### [Exercise directions]
Pull out each line of the data that includes the word "Future".

### [Exercise materials]
————————

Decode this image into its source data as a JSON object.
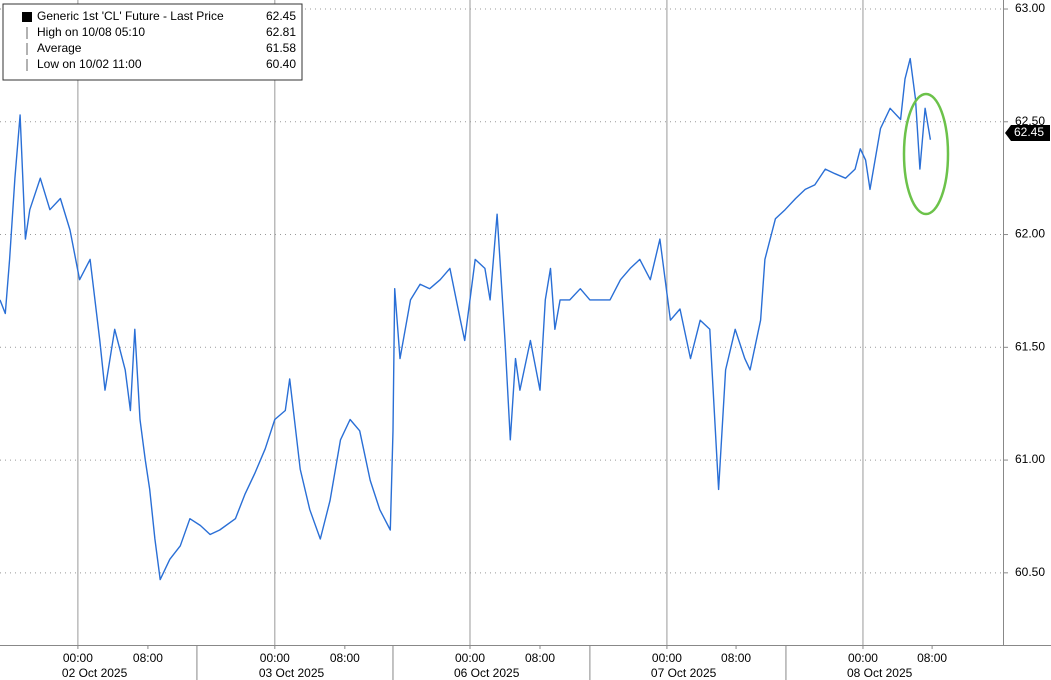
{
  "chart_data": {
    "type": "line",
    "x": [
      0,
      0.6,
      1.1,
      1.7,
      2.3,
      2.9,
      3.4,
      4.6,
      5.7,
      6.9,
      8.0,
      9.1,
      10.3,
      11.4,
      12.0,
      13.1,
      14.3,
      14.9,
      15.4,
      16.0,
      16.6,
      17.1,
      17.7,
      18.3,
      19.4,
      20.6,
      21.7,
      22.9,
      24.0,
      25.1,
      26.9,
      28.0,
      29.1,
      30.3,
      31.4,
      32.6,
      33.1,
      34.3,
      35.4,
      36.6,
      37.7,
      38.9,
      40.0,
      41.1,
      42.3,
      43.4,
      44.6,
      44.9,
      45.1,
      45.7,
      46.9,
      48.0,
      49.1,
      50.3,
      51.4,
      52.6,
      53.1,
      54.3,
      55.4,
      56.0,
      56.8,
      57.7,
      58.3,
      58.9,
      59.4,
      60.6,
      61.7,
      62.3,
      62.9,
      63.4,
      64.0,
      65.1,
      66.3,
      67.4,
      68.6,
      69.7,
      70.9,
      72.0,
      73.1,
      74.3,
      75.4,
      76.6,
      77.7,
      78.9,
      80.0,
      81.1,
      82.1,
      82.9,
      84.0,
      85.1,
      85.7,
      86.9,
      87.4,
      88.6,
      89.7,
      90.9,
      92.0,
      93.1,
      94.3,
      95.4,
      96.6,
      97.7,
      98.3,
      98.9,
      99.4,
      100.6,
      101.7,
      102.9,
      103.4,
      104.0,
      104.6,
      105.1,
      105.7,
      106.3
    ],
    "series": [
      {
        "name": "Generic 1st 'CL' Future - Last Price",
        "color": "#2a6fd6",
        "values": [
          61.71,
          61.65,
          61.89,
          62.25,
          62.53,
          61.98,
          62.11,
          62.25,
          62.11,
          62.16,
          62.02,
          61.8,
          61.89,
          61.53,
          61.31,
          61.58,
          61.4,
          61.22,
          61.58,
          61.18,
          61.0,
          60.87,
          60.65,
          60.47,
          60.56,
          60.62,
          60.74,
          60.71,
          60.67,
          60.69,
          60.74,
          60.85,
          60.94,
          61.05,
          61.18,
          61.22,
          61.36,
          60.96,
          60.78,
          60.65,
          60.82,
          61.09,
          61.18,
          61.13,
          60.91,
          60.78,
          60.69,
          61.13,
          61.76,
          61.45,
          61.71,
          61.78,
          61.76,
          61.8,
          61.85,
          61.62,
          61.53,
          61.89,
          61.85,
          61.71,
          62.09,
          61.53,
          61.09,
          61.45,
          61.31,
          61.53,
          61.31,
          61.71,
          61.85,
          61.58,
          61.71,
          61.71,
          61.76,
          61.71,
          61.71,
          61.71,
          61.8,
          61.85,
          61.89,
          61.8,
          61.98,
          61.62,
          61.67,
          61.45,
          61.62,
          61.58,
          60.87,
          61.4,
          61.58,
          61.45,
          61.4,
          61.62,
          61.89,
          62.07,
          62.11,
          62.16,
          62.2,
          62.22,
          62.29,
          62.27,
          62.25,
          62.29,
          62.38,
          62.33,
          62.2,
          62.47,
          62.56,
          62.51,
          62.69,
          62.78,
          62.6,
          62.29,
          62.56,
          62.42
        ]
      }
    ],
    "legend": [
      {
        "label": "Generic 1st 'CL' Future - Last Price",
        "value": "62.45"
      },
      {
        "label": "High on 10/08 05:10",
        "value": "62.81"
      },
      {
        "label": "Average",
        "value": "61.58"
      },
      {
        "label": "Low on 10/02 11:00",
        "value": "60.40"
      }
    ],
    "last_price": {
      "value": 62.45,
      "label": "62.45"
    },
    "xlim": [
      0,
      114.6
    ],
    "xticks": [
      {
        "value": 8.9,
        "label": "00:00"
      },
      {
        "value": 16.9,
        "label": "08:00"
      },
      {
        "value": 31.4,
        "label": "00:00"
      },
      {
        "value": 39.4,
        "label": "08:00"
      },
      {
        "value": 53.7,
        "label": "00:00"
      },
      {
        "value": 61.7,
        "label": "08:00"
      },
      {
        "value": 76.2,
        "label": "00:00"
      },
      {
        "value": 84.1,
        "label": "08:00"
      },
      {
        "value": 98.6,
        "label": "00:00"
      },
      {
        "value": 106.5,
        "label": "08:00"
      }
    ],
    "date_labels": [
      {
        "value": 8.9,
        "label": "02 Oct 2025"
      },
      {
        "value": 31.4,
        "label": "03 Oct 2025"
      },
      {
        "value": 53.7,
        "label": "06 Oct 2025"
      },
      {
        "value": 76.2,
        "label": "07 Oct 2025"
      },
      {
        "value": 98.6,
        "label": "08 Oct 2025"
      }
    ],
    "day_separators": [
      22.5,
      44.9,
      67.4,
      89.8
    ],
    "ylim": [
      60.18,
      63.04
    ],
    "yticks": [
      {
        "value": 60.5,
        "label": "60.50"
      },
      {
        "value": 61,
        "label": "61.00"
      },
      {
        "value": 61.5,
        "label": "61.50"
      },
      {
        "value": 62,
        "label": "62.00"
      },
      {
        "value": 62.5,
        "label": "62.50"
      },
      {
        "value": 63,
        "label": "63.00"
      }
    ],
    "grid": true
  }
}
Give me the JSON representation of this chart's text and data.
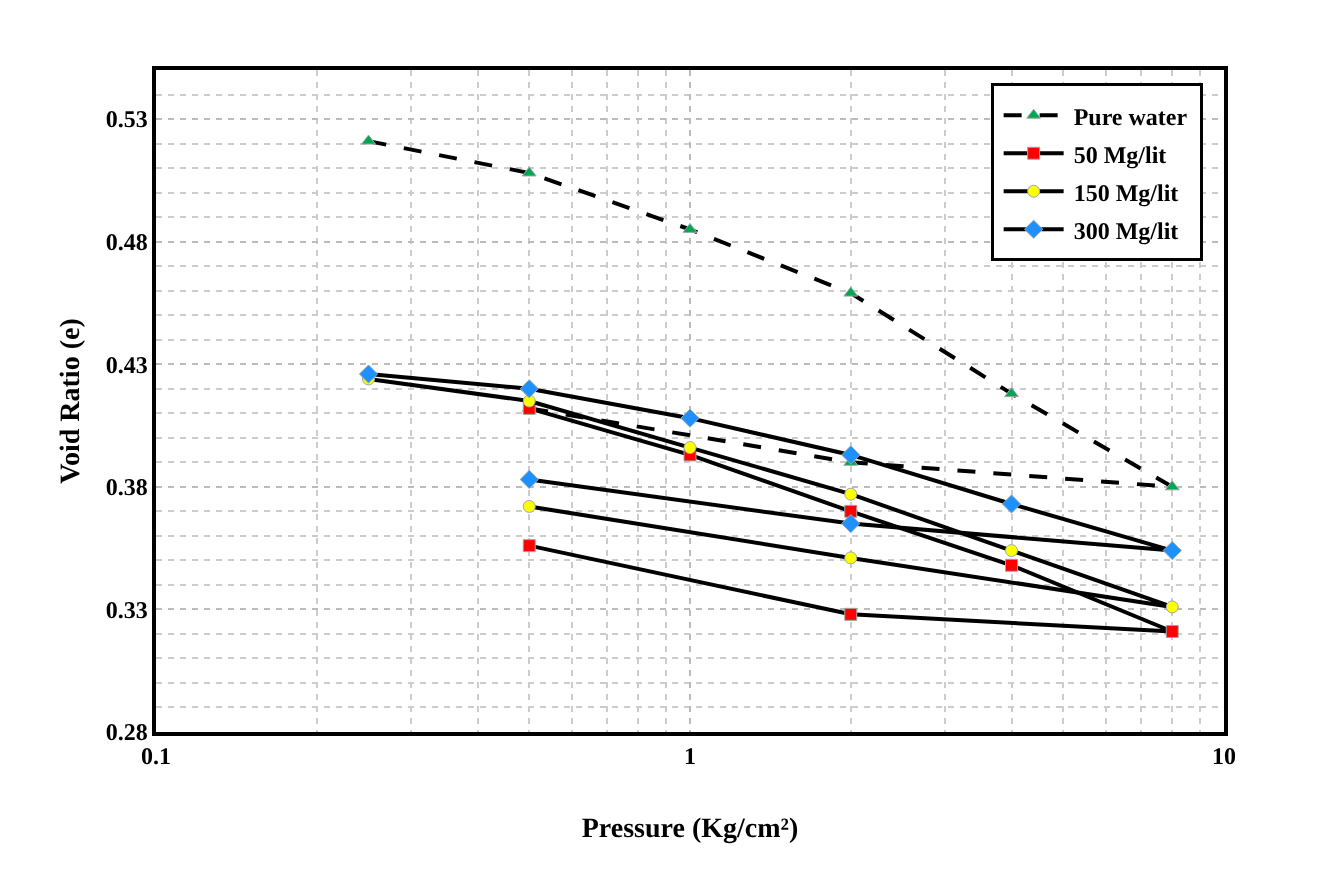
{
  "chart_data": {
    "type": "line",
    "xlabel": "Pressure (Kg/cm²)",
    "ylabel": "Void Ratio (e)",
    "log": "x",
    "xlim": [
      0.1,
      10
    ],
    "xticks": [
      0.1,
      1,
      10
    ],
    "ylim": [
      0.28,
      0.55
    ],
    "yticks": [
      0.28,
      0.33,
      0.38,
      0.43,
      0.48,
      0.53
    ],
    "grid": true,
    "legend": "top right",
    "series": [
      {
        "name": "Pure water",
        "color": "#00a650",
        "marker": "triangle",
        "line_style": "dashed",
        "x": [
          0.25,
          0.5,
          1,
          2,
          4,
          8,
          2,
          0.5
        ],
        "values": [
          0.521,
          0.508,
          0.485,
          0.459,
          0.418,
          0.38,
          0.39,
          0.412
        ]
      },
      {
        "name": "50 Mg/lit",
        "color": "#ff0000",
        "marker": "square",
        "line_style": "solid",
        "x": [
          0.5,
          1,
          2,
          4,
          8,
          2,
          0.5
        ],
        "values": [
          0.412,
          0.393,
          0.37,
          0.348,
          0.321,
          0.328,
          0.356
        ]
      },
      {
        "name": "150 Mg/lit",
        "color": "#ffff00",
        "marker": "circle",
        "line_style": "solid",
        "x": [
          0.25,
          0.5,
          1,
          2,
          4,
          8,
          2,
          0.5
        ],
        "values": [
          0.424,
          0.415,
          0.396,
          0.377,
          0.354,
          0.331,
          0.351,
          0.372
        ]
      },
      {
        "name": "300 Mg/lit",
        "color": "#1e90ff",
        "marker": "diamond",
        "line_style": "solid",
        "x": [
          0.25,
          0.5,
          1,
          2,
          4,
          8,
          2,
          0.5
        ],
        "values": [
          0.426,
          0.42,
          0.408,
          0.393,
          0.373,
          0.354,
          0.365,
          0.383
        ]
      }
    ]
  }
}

————————

### [Completed exercise]
        "name": "Generic 1st 'CL' Future - Last Price",
        "label": "Generic 1st 'CL' Future - Last Price",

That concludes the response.